Dataset records
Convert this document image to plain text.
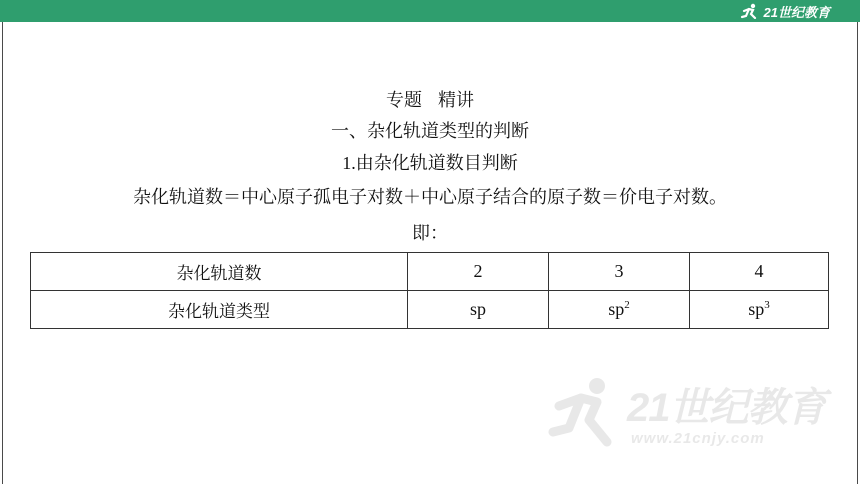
21世纪教育
专题 精讲
一、杂化轨道类型的判断
1.由杂化轨道数目判断
杂化轨道数＝中心原子孤电子对数＋中心原子结合的原子数＝价电子对数。
即：
杂化轨道数	2	3	4
杂化轨道类型	sp	$sp^2$	$sp^3$
21世纪教育
www.21cnjy.com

→ **GOAL**:
Pictures are excluded; copy every other part of the records exactly.

→ **ANSWER FOR THIS EXERCISE**:
Convert this document image to plain text.
21世纪教育
专题 精讲
一、杂化轨道类型的判断
1.由杂化轨道数目判断
杂化轨道数＝中心原子孤电子对数＋中心原子结合的原子数＝价电子对数。
即：
杂化轨道数	2	3	4
杂化轨道类型	sp	$sp^2$	$sp^3$
21世纪教育
www.21cnjy.com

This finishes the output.